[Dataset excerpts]
---+---
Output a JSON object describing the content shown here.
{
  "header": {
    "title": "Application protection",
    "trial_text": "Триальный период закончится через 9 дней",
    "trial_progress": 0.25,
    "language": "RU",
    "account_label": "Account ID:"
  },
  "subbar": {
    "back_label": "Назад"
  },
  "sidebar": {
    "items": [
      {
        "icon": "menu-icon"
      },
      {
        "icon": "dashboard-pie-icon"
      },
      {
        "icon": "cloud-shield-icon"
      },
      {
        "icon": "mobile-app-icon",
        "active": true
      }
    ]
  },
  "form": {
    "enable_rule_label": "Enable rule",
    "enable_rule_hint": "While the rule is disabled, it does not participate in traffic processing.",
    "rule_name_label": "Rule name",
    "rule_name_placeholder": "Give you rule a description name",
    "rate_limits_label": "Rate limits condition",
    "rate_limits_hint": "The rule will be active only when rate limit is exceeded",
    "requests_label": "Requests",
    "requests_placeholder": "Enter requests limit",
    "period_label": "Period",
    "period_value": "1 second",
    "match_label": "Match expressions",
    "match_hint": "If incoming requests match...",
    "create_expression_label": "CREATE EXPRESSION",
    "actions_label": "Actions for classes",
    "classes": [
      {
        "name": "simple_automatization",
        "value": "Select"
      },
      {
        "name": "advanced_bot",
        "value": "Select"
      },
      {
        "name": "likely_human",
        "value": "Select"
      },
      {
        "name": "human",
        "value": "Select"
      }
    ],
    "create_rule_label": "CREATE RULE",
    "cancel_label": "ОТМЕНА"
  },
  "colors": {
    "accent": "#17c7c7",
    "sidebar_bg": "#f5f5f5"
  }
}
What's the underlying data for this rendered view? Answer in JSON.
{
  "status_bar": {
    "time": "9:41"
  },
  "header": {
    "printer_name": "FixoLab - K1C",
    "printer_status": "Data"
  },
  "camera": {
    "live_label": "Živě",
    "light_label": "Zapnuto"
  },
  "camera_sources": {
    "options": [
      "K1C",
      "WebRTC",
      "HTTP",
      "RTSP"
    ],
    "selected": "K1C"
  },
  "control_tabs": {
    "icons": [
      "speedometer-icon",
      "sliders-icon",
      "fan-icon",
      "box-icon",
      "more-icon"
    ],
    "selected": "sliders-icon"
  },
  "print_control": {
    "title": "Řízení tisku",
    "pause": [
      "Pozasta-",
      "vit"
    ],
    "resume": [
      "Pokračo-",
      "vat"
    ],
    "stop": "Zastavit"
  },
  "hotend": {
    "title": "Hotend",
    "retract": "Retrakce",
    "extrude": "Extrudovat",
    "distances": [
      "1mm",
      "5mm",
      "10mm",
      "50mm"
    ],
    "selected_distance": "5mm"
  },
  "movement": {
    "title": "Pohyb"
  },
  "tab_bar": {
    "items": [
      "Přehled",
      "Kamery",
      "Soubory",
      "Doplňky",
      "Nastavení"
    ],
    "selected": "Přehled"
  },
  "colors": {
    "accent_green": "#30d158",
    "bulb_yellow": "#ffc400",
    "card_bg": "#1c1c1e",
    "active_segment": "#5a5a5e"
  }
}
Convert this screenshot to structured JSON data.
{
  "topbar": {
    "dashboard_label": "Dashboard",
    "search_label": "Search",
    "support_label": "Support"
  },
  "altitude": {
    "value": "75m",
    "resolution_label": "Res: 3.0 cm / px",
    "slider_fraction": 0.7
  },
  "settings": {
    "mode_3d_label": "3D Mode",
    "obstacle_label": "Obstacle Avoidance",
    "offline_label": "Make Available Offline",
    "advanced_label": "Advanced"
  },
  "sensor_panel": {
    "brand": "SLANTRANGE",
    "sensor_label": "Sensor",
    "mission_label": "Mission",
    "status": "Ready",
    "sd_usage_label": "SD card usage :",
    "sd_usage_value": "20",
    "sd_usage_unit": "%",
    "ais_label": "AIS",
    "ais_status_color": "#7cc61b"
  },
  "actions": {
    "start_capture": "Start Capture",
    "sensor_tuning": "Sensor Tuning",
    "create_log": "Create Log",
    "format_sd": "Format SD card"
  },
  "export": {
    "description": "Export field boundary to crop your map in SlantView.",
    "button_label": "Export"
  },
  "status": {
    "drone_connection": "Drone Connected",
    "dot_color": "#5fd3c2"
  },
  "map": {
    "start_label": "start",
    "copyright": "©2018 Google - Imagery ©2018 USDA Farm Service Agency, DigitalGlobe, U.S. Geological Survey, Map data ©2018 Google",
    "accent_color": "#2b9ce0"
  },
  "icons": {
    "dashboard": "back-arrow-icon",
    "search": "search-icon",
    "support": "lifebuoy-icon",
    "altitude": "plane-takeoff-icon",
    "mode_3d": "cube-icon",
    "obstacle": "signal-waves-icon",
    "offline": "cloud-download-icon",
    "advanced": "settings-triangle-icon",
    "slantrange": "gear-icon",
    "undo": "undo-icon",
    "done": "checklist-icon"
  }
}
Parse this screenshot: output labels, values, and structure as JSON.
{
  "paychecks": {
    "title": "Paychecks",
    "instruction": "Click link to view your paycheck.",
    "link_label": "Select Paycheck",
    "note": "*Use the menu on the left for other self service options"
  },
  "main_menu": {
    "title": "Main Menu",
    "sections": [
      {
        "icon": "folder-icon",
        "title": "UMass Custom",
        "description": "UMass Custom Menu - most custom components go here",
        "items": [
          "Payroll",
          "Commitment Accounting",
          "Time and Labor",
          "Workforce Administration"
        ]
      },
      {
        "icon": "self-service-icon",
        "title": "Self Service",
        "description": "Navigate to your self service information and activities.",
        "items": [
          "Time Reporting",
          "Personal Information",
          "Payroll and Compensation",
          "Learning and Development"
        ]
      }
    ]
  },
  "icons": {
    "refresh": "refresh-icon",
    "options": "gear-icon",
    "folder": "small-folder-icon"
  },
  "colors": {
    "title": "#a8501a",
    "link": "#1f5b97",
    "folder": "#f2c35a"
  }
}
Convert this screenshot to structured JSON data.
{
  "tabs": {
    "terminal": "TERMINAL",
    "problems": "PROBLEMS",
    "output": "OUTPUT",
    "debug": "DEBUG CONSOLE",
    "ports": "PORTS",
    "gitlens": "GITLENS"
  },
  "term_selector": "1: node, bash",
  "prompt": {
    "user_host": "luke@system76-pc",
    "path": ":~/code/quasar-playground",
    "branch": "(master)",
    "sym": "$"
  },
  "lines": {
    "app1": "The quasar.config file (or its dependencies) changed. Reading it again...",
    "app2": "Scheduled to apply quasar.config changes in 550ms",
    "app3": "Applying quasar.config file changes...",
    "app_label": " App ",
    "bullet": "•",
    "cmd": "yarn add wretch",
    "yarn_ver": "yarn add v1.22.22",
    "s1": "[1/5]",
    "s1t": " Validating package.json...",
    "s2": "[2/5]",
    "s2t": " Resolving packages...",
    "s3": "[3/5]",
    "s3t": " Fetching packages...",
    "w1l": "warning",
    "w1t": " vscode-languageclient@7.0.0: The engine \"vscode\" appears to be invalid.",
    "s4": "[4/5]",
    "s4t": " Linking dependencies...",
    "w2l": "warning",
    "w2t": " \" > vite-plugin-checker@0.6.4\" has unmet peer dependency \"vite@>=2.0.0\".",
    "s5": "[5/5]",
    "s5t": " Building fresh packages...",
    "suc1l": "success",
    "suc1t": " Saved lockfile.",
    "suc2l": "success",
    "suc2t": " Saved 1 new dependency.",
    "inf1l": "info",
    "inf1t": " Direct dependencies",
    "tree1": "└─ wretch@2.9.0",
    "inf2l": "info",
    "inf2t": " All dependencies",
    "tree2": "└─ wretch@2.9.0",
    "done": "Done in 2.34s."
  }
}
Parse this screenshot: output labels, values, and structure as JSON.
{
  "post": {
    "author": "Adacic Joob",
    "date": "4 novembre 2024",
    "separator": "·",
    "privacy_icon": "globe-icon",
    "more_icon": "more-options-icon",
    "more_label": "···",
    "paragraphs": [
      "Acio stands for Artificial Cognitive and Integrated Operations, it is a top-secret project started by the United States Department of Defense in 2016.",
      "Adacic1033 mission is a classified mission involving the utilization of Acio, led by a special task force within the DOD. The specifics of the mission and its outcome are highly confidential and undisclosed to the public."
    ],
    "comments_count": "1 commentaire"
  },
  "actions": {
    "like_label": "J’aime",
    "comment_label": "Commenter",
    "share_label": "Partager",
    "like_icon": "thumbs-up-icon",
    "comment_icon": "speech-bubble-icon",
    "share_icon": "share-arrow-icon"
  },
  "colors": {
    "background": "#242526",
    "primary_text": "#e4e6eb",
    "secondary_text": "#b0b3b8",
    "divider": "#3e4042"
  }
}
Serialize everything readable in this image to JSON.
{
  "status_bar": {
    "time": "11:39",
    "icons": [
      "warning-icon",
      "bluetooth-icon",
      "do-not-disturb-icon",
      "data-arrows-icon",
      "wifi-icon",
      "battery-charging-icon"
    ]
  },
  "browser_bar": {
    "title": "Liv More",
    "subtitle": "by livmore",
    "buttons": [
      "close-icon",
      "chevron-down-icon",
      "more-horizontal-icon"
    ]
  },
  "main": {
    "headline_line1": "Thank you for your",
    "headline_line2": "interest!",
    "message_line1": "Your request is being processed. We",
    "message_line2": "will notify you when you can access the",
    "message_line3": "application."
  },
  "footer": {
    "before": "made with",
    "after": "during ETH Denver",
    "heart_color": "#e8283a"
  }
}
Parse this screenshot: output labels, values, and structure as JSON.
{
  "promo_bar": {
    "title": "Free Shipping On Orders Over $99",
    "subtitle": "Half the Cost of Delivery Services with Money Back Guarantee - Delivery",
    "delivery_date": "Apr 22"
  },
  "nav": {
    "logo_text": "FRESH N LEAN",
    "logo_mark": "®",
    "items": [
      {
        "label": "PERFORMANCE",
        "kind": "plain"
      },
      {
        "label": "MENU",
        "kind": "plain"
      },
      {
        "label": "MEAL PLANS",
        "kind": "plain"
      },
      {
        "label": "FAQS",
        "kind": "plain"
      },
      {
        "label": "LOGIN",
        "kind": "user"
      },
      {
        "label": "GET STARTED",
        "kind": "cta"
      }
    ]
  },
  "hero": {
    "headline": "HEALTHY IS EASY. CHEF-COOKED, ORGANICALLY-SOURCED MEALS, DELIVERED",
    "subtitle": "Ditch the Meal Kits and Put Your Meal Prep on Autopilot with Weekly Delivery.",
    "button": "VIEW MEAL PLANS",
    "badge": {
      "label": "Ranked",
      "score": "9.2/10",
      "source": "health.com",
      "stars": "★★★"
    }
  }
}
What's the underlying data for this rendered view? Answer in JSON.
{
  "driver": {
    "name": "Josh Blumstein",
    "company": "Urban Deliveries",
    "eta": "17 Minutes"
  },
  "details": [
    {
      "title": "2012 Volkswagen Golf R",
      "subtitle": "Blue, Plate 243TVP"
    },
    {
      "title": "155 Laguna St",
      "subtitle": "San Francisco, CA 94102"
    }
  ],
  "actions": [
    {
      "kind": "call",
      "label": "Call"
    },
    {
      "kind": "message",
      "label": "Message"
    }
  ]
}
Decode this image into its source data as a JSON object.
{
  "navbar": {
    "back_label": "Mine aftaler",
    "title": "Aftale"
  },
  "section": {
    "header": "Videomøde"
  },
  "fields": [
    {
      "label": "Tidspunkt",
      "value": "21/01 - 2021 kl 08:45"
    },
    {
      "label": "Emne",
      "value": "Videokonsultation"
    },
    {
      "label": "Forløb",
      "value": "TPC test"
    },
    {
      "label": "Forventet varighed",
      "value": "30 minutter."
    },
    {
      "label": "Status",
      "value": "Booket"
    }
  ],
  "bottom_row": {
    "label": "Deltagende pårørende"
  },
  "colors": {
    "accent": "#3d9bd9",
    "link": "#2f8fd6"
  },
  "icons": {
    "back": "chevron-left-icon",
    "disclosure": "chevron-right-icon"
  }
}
---+---
Challenge. Identify and extract each line of the listing that contains "Custom".

Correct response.
        "title": "UMass Custom",
        "description": "UMass Custom Menu - most custom components go here",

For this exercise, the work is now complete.